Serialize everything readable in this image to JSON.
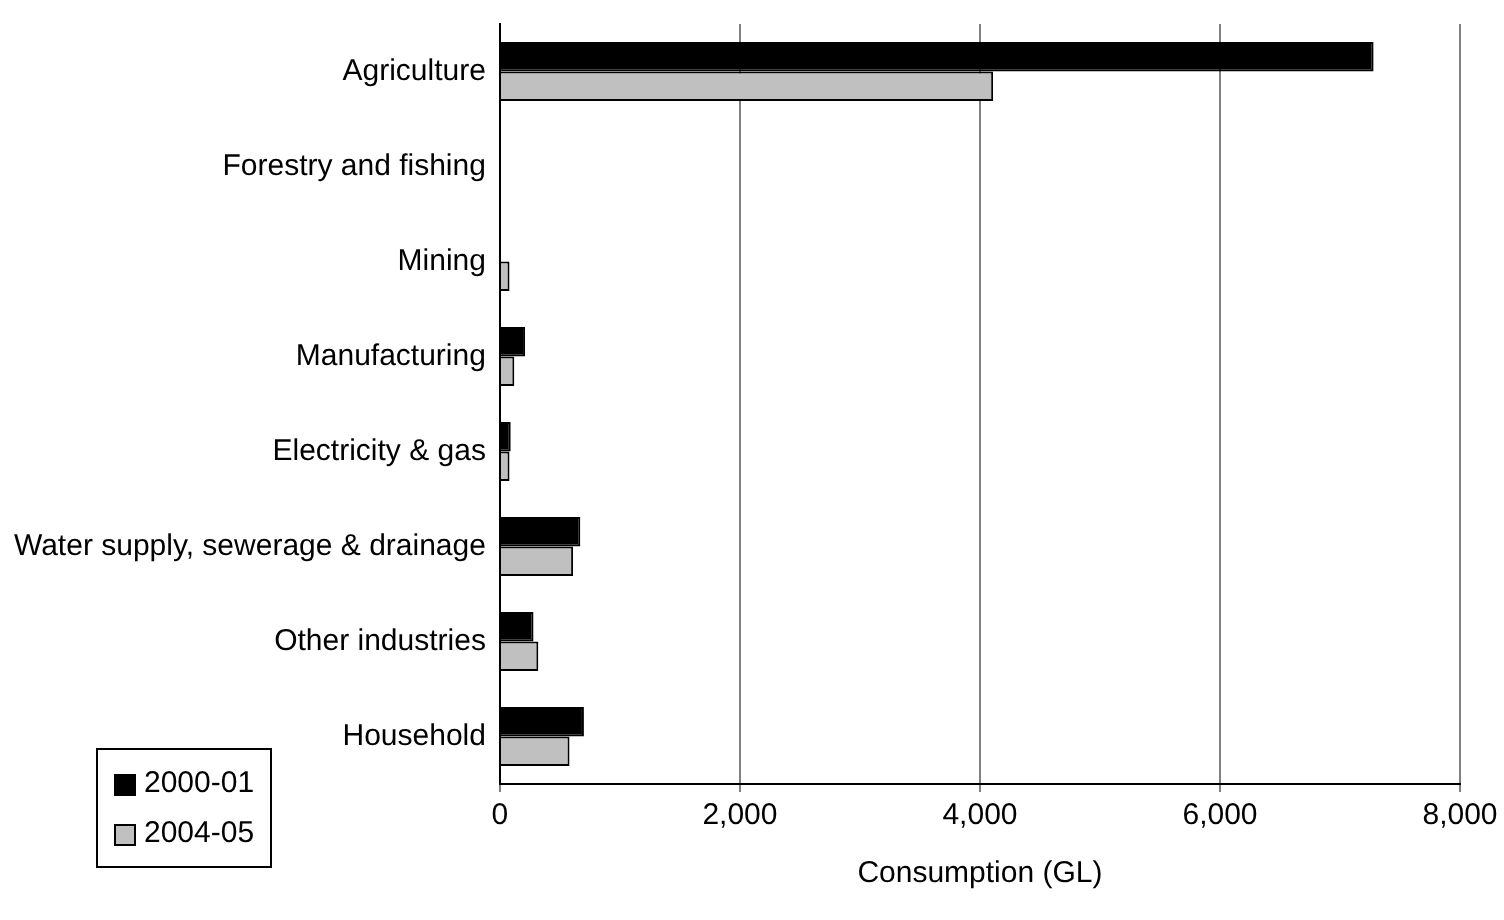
{
  "chart_data": {
    "type": "bar",
    "orientation": "horizontal",
    "xlabel": "Consumption (GL)",
    "categories": [
      "Agriculture",
      "Forestry and fishing",
      "Mining",
      "Manufacturing",
      "Electricity & gas",
      "Water supply, sewerage & drainage",
      "Other industries",
      "Household"
    ],
    "series": [
      {
        "name": "2000-01",
        "color": "#000000",
        "values": [
          7280,
          0,
          0,
          210,
          90,
          670,
          280,
          700
        ]
      },
      {
        "name": "2004-05",
        "color": "#c0c0c0",
        "values": [
          4110,
          0,
          80,
          120,
          80,
          610,
          320,
          580
        ]
      }
    ],
    "xlim": [
      0,
      8000
    ],
    "xticks": [
      {
        "value": 0,
        "label": "0"
      },
      {
        "value": 2000,
        "label": "2,000"
      },
      {
        "value": 4000,
        "label": "4,000"
      },
      {
        "value": 6000,
        "label": "6,000"
      },
      {
        "value": 8000,
        "label": "8,000"
      }
    ],
    "grid": "x",
    "legend": "bottom left"
  }
}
----
**What is required:** Give every line back word for word and leave the pictures out.

**Reply:**
Serialize everything readable in this image to JSON.
{
  "chart_data": {
    "type": "bar",
    "orientation": "horizontal",
    "xlabel": "Consumption (GL)",
    "categories": [
      "Agriculture",
      "Forestry and fishing",
      "Mining",
      "Manufacturing",
      "Electricity & gas",
      "Water supply, sewerage & drainage",
      "Other industries",
      "Household"
    ],
    "series": [
      {
        "name": "2000-01",
        "color": "#000000",
        "values": [
          7280,
          0,
          0,
          210,
          90,
          670,
          280,
          700
        ]
      },
      {
        "name": "2004-05",
        "color": "#c0c0c0",
        "values": [
          4110,
          0,
          80,
          120,
          80,
          610,
          320,
          580
        ]
      }
    ],
    "xlim": [
      0,
      8000
    ],
    "xticks": [
      {
        "value": 0,
        "label": "0"
      },
      {
        "value": 2000,
        "label": "2,000"
      },
      {
        "value": 4000,
        "label": "4,000"
      },
      {
        "value": 6000,
        "label": "6,000"
      },
      {
        "value": 8000,
        "label": "8,000"
      }
    ],
    "grid": "x",
    "legend": "bottom left"
  }
}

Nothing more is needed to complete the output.